§ **Given exercise**:
Can you carry the April 2024 eclipse text forward from its final sentence?

§ **Page text**:
********

TOP: Solar prominences as seen from Third Connecticut Lake, New Hampshire – MIDDLE: Solar activity April 8, 2024, imaged by NASA Solar Dynamics Observatory AIA 304 telescope. Features seen here on the edge of the solar disk correspond to the prominences seen by earthbound observers during the eclipse totality. The large, bright, tent-shaped prominence reported by eclipse gazers appears here as detailed filaments around the 4:30 o'clock position. – BOTTOM: National Solar Observatory GONG telescope movie of solar activity in H-Alpha for the day of the April 8, 2024, eclipse, showing how prominences hardly changed during the eclipse.

The magnitude of an eclipse, or the ratio of the angular diameter of the Moon to the angular diameter of the Sun, must be one or greater for a total eclipse to occur. The Moon was near perigee (the closest point in its orbit to Earth) during this eclipse. Occurring only about 24 hours after perigee (on April 7, 2024, at 18:50 UTC), the Moon's apparent diameter was larger. The Sun had an angular diameter of 31'56" at the moment of greatest eclipse. As the magnitude of this eclipse at that time was 1.0566, the angular diameter of the Moon was 1.0566 times that of the Sun, or 33'44". This gave the eclipse a wider path of totality and more maximum time in totality (4 min 28 s) compared to the total eclipse in 2017 (2 min 40 s), which had a magnitude of 1.0306.

=== Solar prominences ===
The eclipse occurred around the solar maximum, a period of greatest solar activity in the Sun's 11-year solar cycle, and it was anticipated that solar prominences would be visible during totality. Many observers reported seeing solar prominences during the event. Most plainly visible to the naked eye was a very bright red point of light near the lowest portion of the Sun's disk, which on telescopic views and photographs showed as a tent-shaped angular structure. The red and pink hues were the result of hydrogen and helium plasma being thrown up in broad arcs but never leaving the sun's atmosphere. Telescopic photographs revealed the western limb having several smaller, irregular shapes, of which one large, ragged shape appeared disconnected from the Sun's surface on one side. Several smaller prominences were also visible on the eastern limb, though because of the eclipse's relatively high magnitude, prominences on both limbs could not be viewed at the same time. These shapes correlate in detail with the NASA Solar Dynamics Observatory solar telescope images taken in space at the same as the earthbound eclipse, and with images from the ground-based National Solar Observatory GONG telescope in Cerro Tololo, Chile.

=== Shadow bands ===
The shadow bands phenomenon was observed and documented in some locations with clear skies. Attempts to observe and record shadow bands on the ground were disappointed in many areas of totality by the phenomenon not appearing in the event, perhaps having been washed out by the diffuse illumination of cloudy skies in various locations.

********

[Data listing]
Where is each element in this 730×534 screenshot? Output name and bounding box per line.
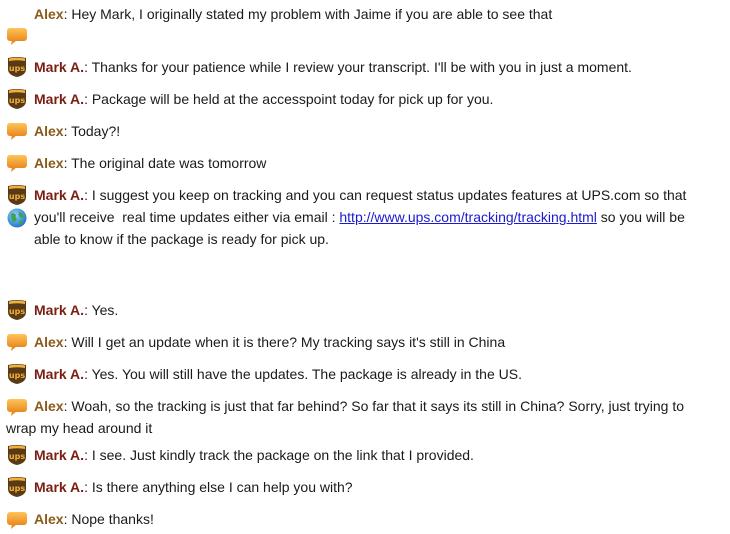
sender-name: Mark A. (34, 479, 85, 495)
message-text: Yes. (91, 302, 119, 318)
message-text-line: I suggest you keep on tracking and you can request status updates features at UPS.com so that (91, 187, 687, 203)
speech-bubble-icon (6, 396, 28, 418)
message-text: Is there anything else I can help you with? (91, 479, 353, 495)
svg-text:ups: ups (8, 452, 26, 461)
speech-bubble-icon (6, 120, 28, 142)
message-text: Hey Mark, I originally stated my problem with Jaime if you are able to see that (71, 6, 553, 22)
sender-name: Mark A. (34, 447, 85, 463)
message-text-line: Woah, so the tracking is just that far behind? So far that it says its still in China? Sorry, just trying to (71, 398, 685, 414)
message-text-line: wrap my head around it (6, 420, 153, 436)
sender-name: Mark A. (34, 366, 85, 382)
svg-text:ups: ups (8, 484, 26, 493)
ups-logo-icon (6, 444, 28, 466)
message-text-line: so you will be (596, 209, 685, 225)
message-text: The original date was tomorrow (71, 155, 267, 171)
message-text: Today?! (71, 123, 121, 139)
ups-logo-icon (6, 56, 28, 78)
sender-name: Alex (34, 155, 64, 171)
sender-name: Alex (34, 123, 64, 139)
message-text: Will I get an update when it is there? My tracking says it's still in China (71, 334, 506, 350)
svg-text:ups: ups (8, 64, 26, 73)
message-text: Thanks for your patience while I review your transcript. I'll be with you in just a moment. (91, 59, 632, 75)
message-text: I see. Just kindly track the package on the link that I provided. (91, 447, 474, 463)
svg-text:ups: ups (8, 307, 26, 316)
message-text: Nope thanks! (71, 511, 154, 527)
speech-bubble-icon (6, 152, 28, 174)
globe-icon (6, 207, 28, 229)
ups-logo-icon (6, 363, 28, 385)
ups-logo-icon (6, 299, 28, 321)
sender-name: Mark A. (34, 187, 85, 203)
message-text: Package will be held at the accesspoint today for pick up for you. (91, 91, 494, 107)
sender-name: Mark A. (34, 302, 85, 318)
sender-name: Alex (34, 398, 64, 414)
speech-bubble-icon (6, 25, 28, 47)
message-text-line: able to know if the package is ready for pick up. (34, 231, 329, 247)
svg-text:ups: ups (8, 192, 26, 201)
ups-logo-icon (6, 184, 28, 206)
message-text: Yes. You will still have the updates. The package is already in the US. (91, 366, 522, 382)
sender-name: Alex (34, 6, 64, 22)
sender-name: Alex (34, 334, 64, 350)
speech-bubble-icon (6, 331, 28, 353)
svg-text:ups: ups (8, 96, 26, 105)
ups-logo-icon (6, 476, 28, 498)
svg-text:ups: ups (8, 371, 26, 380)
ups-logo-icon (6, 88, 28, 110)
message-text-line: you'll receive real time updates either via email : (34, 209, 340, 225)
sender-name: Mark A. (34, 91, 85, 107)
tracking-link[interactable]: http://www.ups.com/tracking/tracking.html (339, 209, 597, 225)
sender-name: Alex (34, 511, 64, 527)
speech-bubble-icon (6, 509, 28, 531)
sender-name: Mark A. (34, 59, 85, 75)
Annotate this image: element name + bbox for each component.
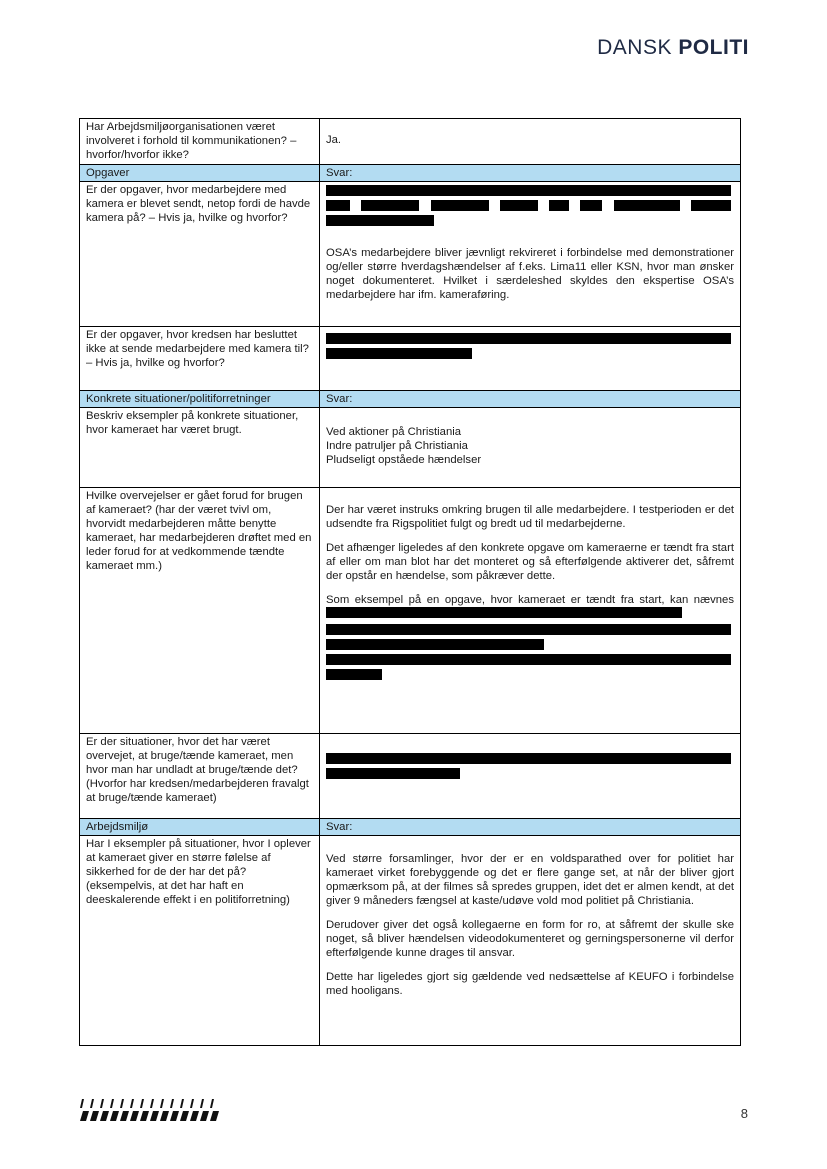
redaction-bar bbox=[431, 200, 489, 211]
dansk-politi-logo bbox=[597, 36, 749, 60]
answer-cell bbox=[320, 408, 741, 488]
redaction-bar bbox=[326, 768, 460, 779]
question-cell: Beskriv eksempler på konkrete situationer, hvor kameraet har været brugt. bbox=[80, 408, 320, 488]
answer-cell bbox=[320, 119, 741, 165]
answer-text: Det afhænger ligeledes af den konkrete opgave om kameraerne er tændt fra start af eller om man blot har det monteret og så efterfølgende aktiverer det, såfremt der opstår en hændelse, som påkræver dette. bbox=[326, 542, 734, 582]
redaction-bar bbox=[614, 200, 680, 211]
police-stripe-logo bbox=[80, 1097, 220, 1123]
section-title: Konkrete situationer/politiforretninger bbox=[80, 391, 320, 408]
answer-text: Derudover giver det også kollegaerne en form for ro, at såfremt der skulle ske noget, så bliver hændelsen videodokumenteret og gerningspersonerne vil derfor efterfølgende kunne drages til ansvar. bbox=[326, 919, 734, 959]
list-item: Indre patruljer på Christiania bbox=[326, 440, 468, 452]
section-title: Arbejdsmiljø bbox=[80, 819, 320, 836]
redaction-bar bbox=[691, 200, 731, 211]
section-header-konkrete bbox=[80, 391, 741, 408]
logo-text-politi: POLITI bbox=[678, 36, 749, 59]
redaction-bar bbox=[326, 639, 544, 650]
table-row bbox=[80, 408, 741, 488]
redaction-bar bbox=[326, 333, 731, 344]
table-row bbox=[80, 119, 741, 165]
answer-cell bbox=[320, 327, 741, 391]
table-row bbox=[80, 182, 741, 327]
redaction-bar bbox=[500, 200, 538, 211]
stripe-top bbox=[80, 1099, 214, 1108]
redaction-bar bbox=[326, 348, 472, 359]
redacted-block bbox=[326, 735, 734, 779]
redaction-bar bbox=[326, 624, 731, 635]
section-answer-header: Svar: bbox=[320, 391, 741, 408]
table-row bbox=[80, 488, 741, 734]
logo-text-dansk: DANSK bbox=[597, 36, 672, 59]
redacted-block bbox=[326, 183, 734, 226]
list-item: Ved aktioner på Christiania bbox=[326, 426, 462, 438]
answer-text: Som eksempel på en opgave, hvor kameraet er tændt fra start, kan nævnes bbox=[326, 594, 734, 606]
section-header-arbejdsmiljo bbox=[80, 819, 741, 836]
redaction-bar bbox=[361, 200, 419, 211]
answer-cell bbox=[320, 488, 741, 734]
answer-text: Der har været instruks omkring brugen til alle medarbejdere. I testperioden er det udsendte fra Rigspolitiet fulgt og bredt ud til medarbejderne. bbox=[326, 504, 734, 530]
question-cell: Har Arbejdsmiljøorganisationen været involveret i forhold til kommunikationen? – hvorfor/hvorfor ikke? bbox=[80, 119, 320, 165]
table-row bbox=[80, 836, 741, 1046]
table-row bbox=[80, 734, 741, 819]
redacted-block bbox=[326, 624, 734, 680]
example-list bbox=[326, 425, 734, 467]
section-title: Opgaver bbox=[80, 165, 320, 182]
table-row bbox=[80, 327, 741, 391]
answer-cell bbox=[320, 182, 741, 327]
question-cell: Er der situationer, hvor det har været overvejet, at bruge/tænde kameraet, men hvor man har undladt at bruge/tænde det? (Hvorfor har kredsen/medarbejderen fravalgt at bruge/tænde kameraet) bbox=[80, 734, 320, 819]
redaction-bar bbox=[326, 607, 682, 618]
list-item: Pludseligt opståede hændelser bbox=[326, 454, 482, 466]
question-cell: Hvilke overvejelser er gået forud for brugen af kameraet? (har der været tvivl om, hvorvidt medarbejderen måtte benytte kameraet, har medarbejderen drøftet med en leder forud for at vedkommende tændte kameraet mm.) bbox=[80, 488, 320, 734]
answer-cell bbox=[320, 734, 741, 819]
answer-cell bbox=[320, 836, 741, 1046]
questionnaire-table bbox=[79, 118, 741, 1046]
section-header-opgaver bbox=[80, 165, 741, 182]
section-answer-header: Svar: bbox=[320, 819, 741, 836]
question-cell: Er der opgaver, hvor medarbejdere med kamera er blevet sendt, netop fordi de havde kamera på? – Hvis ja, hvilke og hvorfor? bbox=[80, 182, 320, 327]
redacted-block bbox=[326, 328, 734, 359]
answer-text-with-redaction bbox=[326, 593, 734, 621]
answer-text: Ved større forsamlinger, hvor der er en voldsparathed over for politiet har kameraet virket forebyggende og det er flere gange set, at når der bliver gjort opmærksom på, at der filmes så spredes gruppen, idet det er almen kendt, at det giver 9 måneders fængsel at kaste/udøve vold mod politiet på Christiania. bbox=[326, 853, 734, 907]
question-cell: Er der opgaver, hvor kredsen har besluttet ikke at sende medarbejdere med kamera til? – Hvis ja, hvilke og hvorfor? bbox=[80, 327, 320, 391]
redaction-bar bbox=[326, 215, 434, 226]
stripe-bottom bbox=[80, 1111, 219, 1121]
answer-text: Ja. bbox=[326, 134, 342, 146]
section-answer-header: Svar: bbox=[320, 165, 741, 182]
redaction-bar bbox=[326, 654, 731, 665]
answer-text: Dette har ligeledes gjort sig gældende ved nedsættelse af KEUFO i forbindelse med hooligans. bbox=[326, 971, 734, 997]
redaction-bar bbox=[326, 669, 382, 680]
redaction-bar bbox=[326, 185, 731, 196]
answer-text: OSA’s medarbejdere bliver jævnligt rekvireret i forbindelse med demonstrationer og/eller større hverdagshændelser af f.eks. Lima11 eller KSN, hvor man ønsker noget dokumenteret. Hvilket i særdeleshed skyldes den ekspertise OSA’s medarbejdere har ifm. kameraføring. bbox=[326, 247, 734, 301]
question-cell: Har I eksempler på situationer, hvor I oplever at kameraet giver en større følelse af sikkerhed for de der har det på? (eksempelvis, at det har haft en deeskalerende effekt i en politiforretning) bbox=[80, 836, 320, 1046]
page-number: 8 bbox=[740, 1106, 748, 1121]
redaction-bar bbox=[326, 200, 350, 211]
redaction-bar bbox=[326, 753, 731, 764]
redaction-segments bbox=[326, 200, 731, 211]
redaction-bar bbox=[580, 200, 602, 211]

********

§ **The answer**:
== Impact ==

===Economy and tourism===

Crowd of eclipse viewers during totality over Kingston, Ontario

It was projected before the eclipse that there could be a $6 billion boost to the US economy due to the eclipse. The Mayor of Rochester, New York, Malik Evans, told reporters that the city was expected to bring in between $10–12 million to the city's economy from the Friday before the eclipse to the day of it. However, the day was cloudy. On April 12, New York Governor Kathy Hochul announced record breaking tourism numbers between April 6 and 9, which was a 45% increase compared to 2023, with nearly one million visitors to New York State parks and over 5.5 million toll transactions recorded.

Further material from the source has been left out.